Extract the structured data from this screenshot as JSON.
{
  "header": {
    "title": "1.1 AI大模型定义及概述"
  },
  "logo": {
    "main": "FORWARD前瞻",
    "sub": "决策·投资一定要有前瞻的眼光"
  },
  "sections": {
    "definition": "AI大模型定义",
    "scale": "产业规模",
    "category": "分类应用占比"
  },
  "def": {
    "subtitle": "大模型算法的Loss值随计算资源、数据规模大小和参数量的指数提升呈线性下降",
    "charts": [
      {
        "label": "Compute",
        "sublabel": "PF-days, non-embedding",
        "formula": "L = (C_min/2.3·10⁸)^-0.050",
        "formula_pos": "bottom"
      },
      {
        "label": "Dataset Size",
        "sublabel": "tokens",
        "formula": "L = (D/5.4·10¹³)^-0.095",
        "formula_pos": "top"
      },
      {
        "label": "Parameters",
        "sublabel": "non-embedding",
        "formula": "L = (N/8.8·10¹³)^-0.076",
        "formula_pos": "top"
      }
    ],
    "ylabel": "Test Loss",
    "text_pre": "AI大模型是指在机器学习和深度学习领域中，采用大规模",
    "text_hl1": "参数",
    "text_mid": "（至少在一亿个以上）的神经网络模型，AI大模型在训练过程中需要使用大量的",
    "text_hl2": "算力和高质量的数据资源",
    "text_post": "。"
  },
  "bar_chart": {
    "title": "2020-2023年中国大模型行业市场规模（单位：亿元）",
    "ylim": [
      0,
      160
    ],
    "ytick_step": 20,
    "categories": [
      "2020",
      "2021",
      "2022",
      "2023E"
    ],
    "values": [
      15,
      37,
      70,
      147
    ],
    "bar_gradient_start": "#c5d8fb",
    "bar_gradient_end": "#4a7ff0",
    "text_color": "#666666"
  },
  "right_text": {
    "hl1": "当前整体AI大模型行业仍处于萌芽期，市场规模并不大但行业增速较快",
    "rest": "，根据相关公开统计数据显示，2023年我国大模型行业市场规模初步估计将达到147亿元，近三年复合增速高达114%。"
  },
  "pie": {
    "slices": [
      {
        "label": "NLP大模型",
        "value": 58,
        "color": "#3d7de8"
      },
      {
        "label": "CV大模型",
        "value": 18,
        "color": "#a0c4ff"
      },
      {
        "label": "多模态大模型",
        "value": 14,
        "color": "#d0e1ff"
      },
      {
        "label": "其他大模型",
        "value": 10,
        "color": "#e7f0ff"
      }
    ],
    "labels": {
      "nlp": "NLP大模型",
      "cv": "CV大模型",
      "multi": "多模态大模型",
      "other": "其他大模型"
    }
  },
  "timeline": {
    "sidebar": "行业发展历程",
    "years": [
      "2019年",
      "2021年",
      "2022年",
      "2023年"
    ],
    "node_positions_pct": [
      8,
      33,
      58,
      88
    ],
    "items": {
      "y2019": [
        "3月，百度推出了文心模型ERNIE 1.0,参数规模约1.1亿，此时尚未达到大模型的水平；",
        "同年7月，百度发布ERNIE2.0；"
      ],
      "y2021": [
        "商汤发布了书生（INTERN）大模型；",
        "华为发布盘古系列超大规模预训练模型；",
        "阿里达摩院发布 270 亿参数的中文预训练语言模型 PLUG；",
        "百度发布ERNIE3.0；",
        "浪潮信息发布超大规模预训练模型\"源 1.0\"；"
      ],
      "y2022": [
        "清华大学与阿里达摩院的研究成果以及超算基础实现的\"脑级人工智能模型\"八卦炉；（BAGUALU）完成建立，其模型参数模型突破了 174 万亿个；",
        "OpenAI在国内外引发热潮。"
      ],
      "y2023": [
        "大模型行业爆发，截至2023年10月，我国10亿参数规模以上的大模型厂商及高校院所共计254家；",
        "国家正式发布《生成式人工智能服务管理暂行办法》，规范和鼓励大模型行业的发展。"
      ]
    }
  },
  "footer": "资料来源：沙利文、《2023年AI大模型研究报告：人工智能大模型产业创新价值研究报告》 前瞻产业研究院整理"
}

*What is expected*.
Set down all of the entries exactly, please.

*Exercise response*.
Extract the structured data from this screenshot as JSON.
{
  "header": {
    "title": "1.1 AI大模型定义及概述"
  },
  "logo": {
    "main": "FORWARD前瞻",
    "sub": "决策·投资一定要有前瞻的眼光"
  },
  "sections": {
    "definition": "AI大模型定义",
    "scale": "产业规模",
    "category": "分类应用占比"
  },
  "def": {
    "subtitle": "大模型算法的Loss值随计算资源、数据规模大小和参数量的指数提升呈线性下降",
    "charts": [
      {
        "label": "Compute",
        "sublabel": "PF-days, non-embedding",
        "formula": "L = (C_min/2.3·10⁸)^-0.050",
        "formula_pos": "bottom"
      },
      {
        "label": "Dataset Size",
        "sublabel": "tokens",
        "formula": "L = (D/5.4·10¹³)^-0.095",
        "formula_pos": "top"
      },
      {
        "label": "Parameters",
        "sublabel": "non-embedding",
        "formula": "L = (N/8.8·10¹³)^-0.076",
        "formula_pos": "top"
      }
    ],
    "ylabel": "Test Loss",
    "text_pre": "AI大模型是指在机器学习和深度学习领域中，采用大规模",
    "text_hl1": "参数",
    "text_mid": "（至少在一亿个以上）的神经网络模型，AI大模型在训练过程中需要使用大量的",
    "text_hl2": "算力和高质量的数据资源",
    "text_post": "。"
  },
  "bar_chart": {
    "title": "2020-2023年中国大模型行业市场规模（单位：亿元）",
    "ylim": [
      0,
      160
    ],
    "ytick_step": 20,
    "categories": [
      "2020",
      "2021",
      "2022",
      "2023E"
    ],
    "values": [
      15,
      37,
      70,
      147
    ],
    "bar_gradient_start": "#c5d8fb",
    "bar_gradient_end": "#4a7ff0",
    "text_color": "#666666"
  },
  "right_text": {
    "hl1": "当前整体AI大模型行业仍处于萌芽期，市场规模并不大但行业增速较快",
    "rest": "，根据相关公开统计数据显示，2023年我国大模型行业市场规模初步估计将达到147亿元，近三年复合增速高达114%。"
  },
  "pie": {
    "slices": [
      {
        "label": "NLP大模型",
        "value": 58,
        "color": "#3d7de8"
      },
      {
        "label": "CV大模型",
        "value": 18,
        "color": "#a0c4ff"
      },
      {
        "label": "多模态大模型",
        "value": 14,
        "color": "#d0e1ff"
      },
      {
        "label": "其他大模型",
        "value": 10,
        "color": "#e7f0ff"
      }
    ],
    "labels": {
      "nlp": "NLP大模型",
      "cv": "CV大模型",
      "multi": "多模态大模型",
      "other": "其他大模型"
    }
  },
  "timeline": {
    "sidebar": "行业发展历程",
    "years": [
      "2019年",
      "2021年",
      "2022年",
      "2023年"
    ],
    "node_positions_pct": [
      8,
      33,
      58,
      88
    ],
    "items": {
      "y2019": [
        "3月，百度推出了文心模型ERNIE 1.0,参数规模约1.1亿，此时尚未达到大模型的水平；",
        "同年7月，百度发布ERNIE2.0；"
      ],
      "y2021": [
        "商汤发布了书生（INTERN）大模型；",
        "华为发布盘古系列超大规模预训练模型；",
        "阿里达摩院发布 270 亿参数的中文预训练语言模型 PLUG；",
        "百度发布ERNIE3.0；",
        "浪潮信息发布超大规模预训练模型\"源 1.0\"；"
      ],
      "y2022": [
        "清华大学与阿里达摩院的研究成果以及超算基础实现的\"脑级人工智能模型\"八卦炉；（BAGUALU）完成建立，其模型参数模型突破了 174 万亿个；",
        "OpenAI在国内外引发热潮。"
      ],
      "y2023": [
        "大模型行业爆发，截至2023年10月，我国10亿参数规模以上的大模型厂商及高校院所共计254家；",
        "国家正式发布《生成式人工智能服务管理暂行办法》，规范和鼓励大模型行业的发展。"
      ]
    }
  },
  "footer": "资料来源：沙利文、《2023年AI大模型研究报告：人工智能大模型产业创新价值研究报告》 前瞻产业研究院整理"
}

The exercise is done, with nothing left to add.